STATED EXERCISE:
Which lines in the material below contain the word "润物无声"? Copy each of them.

________________________

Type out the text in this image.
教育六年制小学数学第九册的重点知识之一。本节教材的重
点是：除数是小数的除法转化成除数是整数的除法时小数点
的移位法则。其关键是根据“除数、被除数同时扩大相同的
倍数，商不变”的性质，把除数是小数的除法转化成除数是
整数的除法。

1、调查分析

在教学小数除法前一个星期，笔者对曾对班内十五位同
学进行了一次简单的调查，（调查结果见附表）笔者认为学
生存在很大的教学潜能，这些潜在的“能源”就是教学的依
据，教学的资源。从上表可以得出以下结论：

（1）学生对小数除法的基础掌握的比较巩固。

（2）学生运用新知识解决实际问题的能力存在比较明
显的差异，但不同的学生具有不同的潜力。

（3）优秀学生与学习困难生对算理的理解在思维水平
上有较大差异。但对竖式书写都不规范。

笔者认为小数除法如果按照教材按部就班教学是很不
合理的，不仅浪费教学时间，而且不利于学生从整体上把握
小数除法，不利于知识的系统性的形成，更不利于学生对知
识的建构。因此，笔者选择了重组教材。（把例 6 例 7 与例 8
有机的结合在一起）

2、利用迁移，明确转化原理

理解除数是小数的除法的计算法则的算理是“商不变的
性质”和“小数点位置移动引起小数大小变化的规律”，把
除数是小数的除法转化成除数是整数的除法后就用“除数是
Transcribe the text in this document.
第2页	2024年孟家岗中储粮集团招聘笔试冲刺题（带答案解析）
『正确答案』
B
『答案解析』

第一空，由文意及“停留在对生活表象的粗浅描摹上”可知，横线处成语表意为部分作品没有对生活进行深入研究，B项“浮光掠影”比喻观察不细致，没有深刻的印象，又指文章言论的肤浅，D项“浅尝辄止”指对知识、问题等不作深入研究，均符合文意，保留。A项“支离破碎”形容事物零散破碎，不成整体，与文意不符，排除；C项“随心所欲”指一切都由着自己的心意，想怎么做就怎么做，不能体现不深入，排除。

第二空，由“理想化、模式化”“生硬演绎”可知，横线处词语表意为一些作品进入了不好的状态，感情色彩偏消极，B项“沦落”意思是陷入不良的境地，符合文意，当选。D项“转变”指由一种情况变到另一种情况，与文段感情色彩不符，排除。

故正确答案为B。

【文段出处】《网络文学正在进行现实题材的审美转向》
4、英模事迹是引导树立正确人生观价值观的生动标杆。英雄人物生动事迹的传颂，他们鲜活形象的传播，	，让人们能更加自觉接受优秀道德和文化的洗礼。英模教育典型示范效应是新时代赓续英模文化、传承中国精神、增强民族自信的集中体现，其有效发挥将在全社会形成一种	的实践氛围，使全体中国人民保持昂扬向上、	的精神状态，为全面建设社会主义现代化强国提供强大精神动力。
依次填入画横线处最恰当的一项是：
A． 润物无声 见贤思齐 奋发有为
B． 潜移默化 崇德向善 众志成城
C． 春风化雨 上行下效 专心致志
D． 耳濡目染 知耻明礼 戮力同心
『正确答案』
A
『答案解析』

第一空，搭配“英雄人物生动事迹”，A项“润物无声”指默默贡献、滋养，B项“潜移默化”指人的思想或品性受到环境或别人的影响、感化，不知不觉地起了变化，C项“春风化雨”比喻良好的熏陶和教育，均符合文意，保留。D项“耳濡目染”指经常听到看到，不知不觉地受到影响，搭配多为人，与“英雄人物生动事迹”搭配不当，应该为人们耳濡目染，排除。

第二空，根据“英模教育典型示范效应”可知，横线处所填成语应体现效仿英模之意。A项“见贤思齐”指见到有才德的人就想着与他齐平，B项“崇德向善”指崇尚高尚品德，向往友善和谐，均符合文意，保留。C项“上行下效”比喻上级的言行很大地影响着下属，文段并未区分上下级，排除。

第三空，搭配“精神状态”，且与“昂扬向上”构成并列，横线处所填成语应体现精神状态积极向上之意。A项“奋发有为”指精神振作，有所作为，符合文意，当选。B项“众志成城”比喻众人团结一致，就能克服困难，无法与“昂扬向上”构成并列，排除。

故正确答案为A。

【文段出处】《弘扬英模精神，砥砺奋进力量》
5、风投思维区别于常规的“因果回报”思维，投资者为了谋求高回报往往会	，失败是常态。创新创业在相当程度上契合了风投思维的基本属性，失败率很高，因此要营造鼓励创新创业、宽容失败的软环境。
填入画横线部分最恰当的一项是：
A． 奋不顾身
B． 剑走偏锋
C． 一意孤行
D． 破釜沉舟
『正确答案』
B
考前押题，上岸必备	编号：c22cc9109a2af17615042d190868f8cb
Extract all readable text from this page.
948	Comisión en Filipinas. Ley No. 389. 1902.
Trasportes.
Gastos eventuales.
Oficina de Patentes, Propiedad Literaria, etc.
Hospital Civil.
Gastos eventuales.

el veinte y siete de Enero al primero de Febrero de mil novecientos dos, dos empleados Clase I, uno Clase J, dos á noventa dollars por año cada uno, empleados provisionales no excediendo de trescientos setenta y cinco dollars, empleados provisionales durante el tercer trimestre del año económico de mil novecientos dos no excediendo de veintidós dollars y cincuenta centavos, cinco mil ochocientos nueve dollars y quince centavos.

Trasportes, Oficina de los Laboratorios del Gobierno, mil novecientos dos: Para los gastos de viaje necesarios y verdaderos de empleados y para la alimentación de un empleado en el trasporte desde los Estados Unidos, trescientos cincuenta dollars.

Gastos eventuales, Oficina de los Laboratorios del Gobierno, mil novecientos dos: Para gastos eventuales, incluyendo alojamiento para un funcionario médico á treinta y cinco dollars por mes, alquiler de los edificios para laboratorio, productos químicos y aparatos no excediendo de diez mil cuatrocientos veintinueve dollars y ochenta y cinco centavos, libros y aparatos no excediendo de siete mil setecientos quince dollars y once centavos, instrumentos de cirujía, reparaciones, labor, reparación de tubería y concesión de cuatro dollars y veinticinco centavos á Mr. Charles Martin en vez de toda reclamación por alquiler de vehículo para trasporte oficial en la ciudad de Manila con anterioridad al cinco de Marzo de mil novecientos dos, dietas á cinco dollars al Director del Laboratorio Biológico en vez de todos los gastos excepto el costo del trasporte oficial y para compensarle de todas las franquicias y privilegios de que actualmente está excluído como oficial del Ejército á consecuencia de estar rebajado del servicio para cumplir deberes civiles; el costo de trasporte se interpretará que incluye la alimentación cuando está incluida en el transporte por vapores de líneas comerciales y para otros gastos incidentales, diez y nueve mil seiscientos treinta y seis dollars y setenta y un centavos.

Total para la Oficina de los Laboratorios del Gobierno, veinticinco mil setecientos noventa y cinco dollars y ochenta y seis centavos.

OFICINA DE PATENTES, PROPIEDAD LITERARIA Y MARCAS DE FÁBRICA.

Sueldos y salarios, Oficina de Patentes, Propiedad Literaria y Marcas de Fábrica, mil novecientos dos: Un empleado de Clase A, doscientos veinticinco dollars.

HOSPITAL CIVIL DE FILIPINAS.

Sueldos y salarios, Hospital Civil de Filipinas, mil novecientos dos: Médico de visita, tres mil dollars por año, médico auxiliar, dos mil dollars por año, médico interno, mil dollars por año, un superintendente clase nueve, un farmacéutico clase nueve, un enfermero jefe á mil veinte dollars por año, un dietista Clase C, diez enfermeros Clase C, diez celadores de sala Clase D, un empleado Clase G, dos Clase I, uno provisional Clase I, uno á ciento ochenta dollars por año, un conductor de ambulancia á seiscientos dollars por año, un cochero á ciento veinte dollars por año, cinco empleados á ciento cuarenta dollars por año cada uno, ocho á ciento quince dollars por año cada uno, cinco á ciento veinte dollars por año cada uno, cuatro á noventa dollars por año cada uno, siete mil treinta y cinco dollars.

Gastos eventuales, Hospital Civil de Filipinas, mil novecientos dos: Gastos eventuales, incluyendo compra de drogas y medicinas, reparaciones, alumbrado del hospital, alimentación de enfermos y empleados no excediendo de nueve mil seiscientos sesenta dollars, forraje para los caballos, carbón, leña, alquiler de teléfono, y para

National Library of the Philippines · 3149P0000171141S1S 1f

________________________

SOLUTION FOR THIS TASK:
A． 润物无声 见贤思齐 奋发有为
第一空，搭配“英雄人物生动事迹”，A项“润物无声”指默默贡献、滋养，B项“潜移默化”指人的思想或品性受到环境或别人的影响、感化，不知不觉地起了变化，C项“春风化雨”比喻良好的熏陶和教育，均符合文意，保留。D项“耳濡目染”指经常听到看到，不知不觉地受到影响，搭配多为人，与“英雄人物生动事迹”搭配不当，应该为人们耳濡目染，排除。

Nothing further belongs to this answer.